Work instructions: Gather all lines in the entries below that include the word "text".

Given records:
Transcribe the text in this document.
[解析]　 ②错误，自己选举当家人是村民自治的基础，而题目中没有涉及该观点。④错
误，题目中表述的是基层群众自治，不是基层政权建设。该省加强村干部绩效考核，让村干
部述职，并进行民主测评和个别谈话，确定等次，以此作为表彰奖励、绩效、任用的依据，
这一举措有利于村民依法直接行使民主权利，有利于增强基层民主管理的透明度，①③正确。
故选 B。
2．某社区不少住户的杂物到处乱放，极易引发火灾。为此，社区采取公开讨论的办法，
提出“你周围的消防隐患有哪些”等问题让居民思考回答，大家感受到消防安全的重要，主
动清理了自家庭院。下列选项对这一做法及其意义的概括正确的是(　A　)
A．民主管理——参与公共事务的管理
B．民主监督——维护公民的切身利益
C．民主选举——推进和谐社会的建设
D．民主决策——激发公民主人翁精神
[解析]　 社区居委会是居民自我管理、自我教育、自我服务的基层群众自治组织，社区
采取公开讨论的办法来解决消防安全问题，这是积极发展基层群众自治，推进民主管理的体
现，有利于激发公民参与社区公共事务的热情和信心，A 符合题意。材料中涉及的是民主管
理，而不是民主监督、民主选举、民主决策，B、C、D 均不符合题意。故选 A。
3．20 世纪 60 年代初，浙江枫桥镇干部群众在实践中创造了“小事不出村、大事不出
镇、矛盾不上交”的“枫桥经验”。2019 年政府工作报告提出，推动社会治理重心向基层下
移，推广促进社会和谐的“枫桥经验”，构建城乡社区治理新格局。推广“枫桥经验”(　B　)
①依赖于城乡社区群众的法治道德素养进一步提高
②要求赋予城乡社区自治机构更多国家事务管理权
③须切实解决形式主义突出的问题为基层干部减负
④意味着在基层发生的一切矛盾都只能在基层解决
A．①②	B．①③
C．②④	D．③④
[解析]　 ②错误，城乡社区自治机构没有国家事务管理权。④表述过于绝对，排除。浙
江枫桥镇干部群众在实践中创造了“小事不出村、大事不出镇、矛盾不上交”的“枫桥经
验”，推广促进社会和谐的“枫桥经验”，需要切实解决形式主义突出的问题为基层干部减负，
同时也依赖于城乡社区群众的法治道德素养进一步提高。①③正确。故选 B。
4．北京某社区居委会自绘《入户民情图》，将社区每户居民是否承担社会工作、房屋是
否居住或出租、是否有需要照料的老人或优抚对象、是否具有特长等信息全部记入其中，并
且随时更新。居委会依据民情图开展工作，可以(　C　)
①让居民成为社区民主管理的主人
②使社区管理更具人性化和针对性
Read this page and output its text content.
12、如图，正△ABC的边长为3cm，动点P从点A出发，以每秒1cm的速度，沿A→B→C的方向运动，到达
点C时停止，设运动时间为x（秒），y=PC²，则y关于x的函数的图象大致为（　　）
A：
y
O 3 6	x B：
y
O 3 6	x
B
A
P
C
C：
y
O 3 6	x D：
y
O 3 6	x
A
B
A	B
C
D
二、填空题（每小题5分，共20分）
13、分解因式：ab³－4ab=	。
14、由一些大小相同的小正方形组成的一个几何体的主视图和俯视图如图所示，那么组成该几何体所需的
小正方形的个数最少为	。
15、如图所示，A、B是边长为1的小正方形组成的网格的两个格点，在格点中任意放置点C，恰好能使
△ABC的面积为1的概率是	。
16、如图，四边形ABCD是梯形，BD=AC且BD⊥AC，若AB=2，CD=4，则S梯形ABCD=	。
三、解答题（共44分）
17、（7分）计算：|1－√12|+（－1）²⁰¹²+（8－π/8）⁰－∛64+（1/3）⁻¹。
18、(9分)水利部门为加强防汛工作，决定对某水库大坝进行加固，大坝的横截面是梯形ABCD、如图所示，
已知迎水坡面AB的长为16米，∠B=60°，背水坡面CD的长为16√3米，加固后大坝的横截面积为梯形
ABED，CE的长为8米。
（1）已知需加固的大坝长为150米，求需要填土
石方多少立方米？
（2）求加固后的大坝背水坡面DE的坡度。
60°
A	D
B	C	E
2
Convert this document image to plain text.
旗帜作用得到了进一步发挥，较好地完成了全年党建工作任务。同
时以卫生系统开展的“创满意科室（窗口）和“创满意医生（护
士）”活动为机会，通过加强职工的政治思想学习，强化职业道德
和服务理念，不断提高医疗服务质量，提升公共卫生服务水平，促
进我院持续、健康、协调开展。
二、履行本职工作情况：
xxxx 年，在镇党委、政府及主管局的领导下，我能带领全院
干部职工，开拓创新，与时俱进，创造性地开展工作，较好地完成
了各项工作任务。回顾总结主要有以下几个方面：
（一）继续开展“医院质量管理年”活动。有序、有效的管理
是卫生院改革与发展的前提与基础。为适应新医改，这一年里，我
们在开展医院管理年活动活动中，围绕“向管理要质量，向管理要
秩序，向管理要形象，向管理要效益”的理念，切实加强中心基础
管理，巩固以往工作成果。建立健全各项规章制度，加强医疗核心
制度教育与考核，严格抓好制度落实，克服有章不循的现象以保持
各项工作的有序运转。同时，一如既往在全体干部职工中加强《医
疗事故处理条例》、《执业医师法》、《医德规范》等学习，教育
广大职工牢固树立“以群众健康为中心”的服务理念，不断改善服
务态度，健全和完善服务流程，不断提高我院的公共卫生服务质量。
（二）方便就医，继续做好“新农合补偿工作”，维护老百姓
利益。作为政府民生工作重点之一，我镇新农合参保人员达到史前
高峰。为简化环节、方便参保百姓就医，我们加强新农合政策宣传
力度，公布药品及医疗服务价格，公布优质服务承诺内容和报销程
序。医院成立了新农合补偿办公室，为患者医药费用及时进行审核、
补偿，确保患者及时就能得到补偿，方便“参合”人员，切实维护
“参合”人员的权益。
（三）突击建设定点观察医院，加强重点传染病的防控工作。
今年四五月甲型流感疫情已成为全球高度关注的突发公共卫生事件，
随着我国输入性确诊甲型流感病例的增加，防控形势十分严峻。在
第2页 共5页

Exercise output:
Transcribe the text in this document.
Read this page and output its text content.
Convert this document image to plain text.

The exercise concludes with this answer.